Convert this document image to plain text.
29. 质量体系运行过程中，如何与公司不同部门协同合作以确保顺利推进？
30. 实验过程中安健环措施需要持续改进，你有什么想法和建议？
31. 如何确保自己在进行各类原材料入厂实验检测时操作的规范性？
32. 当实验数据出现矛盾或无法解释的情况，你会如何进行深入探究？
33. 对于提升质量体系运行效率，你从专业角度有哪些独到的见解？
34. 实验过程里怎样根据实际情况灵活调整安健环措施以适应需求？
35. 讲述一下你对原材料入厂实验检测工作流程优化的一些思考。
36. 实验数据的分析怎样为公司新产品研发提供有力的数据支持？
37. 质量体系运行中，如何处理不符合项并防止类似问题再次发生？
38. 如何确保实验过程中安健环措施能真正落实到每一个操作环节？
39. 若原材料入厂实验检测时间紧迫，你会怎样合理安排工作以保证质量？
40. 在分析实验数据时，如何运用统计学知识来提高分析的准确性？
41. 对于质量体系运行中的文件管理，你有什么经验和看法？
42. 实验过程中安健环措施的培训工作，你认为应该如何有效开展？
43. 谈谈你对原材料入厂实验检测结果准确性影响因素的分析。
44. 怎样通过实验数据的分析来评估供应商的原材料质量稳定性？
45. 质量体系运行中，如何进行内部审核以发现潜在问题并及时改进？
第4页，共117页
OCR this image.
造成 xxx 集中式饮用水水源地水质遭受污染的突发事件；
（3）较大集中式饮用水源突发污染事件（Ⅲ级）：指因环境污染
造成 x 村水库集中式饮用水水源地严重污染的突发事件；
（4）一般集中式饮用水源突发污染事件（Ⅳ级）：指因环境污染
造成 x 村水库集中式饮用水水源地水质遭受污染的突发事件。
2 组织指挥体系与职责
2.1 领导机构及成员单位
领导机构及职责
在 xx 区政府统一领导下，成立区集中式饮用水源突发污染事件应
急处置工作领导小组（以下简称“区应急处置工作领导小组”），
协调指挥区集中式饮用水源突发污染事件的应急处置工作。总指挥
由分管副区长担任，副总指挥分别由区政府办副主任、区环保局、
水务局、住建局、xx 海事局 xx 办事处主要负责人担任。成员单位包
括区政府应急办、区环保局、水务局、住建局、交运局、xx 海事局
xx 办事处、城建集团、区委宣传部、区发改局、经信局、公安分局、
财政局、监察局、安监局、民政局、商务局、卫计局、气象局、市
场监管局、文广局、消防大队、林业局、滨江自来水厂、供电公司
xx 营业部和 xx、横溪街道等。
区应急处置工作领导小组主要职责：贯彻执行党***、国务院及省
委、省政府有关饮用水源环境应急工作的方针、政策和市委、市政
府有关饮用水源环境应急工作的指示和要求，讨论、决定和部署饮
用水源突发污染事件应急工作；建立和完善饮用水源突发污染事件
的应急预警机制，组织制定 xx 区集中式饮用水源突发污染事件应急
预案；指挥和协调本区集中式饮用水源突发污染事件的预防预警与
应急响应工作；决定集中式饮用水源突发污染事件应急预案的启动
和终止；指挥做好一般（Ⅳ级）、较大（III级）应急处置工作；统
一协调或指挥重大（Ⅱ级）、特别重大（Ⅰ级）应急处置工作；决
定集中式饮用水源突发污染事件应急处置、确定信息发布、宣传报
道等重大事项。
-*-
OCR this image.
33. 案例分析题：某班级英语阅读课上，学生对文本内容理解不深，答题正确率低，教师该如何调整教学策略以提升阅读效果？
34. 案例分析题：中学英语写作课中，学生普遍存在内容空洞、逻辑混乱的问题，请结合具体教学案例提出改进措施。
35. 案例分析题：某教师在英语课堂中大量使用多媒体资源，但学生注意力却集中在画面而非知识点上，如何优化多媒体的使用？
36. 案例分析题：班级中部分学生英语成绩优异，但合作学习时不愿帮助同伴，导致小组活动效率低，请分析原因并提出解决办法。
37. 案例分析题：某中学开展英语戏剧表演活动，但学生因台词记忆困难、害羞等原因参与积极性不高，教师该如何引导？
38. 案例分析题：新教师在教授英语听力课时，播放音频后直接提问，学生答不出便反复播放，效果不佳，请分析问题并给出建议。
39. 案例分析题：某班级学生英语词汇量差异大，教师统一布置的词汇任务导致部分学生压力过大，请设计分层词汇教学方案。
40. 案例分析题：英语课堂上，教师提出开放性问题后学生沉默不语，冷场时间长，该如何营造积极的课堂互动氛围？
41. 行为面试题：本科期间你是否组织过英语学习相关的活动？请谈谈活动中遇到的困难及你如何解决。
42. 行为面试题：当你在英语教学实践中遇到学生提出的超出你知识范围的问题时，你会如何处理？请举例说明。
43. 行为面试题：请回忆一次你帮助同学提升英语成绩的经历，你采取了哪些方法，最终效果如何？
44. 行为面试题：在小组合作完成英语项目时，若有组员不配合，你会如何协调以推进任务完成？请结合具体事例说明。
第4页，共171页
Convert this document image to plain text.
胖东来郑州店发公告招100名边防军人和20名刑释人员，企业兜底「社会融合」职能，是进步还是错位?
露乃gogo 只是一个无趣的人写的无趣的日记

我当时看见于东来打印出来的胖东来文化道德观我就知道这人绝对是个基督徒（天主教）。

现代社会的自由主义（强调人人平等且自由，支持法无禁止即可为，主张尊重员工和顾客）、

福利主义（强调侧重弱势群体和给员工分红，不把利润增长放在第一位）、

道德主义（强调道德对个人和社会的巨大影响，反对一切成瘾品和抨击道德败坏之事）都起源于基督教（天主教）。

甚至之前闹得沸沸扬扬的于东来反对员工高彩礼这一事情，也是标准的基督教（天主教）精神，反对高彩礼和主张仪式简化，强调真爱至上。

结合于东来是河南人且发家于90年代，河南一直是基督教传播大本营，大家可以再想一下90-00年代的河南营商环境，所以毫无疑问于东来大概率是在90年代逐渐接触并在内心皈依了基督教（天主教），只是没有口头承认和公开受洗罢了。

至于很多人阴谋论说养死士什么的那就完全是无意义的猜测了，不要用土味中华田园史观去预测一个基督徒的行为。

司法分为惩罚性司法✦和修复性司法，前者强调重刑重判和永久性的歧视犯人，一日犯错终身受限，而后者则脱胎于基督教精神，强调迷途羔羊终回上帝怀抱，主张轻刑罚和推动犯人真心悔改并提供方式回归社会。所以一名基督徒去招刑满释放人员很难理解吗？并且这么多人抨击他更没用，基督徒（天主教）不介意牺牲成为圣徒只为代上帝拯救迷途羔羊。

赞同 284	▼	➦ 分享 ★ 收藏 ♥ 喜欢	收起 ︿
-*-
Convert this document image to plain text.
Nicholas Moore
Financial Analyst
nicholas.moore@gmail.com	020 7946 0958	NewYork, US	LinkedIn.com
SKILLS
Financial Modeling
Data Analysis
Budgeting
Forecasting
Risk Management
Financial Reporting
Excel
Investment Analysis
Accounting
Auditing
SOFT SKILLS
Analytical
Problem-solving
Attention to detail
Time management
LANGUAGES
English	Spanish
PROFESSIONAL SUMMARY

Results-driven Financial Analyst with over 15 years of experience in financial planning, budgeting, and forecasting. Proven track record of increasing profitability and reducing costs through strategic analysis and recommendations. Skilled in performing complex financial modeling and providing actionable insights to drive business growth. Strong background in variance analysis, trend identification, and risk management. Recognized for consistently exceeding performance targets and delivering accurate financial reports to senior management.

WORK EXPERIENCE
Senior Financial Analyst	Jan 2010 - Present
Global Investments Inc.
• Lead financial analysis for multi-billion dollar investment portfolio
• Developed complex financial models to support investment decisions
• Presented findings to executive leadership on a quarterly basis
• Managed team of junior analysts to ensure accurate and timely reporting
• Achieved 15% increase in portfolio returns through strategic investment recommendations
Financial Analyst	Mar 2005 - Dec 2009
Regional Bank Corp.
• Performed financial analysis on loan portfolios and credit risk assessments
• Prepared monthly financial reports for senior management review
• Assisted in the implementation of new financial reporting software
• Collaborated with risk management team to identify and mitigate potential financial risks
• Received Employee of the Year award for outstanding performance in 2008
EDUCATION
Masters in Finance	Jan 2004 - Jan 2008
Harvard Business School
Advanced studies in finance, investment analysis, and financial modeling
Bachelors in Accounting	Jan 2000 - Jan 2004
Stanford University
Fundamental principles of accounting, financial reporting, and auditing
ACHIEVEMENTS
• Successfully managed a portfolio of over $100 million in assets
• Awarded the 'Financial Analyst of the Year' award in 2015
-*-
Keep only those lines of the records that hold "指因环境污染", and return them.

TASK RESPONSE:
（3）较大集中式饮用水源突发污染事件（Ⅲ级）：指因环境污染
（4）一般集中式饮用水源突发污染事件（Ⅳ级）：指因环境污染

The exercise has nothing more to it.